__Exercise brief__. Write out every line below that includes the word "مختصر".

Recorded data:
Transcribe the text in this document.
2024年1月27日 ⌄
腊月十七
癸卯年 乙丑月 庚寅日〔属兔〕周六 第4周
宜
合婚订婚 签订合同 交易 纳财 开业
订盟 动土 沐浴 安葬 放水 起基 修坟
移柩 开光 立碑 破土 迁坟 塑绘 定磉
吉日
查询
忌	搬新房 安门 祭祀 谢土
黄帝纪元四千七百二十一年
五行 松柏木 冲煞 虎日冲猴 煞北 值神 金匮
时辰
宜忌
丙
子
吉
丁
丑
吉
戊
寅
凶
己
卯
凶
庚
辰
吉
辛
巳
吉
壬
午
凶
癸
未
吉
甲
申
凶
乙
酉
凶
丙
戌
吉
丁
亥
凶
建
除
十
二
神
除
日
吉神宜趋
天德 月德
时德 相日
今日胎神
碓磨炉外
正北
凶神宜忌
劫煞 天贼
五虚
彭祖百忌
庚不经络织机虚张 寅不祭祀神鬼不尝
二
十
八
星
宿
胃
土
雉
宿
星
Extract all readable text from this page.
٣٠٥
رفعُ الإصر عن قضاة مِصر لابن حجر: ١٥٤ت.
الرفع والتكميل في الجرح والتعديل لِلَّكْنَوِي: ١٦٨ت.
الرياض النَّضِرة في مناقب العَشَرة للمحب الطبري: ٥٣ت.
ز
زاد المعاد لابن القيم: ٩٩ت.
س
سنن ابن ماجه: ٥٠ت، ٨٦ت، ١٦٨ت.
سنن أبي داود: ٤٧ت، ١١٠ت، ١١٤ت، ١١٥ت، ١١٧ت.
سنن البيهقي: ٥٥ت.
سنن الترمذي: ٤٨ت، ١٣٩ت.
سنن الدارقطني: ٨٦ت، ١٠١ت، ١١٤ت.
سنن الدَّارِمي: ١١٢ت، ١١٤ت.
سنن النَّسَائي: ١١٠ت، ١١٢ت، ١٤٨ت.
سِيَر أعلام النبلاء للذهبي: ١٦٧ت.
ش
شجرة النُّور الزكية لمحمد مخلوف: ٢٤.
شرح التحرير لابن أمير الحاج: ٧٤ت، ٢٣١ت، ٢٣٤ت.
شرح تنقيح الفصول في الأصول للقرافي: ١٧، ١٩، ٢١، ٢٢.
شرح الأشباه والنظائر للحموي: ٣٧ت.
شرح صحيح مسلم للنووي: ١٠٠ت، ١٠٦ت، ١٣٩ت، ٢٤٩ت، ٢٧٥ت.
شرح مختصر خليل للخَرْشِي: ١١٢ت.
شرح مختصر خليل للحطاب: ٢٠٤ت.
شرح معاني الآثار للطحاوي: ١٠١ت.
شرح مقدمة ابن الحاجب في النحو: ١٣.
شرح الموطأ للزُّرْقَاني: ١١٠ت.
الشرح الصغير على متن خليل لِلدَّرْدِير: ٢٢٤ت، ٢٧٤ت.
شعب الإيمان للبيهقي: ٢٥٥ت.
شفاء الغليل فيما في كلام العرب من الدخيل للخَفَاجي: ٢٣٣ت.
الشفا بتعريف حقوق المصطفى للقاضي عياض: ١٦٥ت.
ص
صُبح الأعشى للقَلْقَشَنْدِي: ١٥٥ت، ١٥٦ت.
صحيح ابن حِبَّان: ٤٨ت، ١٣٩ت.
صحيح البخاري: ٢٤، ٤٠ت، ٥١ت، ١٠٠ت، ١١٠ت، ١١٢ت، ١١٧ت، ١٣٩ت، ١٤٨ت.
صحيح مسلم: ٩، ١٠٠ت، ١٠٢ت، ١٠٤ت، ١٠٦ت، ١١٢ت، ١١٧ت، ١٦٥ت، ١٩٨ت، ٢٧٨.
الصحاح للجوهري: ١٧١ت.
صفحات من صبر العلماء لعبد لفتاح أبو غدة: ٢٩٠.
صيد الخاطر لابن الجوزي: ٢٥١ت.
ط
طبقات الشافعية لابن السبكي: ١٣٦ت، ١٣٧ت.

__Full answer__.
شرح مختصر خليل للخَرْشِي: ١١٢ت.
شرح مختصر خليل للحطاب: ٢٠٤ت.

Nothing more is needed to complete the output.